- **TASK BRIEF**:
Search the material and gather each line with "coordinate" in it.

╭──

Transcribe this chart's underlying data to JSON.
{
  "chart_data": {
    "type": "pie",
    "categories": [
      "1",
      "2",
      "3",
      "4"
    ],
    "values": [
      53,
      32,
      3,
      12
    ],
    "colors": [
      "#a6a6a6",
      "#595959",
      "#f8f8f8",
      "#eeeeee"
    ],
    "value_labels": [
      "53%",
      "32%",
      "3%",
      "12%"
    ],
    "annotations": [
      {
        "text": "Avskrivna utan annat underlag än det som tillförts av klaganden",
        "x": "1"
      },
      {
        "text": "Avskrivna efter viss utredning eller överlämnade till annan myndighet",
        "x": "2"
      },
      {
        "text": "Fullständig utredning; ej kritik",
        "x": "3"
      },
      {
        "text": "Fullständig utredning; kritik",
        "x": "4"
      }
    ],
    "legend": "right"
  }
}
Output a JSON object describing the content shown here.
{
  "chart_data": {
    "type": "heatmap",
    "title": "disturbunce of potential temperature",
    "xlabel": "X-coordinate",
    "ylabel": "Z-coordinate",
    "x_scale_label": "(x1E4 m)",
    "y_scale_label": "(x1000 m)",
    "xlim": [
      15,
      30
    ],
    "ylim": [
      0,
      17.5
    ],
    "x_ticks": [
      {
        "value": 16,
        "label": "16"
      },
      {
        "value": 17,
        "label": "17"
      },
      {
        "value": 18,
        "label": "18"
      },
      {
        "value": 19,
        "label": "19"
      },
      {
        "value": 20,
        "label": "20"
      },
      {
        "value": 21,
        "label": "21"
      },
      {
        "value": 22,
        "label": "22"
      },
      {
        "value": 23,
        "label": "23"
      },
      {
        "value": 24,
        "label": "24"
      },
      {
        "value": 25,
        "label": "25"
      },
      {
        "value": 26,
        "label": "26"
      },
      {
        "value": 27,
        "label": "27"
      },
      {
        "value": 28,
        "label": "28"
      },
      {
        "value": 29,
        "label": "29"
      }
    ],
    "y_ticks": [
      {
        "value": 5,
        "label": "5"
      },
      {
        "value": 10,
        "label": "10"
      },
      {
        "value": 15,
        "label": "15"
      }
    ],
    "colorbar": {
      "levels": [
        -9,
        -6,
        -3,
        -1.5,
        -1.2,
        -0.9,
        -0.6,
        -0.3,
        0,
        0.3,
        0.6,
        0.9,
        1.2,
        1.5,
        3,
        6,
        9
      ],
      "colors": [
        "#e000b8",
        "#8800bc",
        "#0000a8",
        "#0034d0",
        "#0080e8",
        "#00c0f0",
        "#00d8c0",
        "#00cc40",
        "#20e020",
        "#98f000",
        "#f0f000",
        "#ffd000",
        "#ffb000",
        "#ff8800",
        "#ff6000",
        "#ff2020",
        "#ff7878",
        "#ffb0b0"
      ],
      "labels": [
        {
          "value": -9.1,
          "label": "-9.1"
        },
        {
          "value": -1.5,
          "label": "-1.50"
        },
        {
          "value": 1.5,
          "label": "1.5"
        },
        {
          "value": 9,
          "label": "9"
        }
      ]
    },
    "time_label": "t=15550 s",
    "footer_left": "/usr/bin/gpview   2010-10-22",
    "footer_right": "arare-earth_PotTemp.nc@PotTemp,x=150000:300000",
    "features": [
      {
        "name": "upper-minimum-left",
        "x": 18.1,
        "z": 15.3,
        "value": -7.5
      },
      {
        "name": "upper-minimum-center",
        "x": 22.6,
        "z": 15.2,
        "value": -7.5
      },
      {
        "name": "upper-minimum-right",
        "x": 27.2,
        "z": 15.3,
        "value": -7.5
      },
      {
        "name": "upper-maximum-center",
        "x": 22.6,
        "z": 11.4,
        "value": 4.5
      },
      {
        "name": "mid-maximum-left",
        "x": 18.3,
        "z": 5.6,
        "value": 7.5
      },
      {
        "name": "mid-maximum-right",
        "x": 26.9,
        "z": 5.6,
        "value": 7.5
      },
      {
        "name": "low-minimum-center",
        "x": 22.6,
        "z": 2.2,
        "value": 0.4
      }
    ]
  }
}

╰──

- **OUTPUT FOR THIS EXERCISE**:
    "xlabel": "X-coordinate",
    "ylabel": "Z-coordinate",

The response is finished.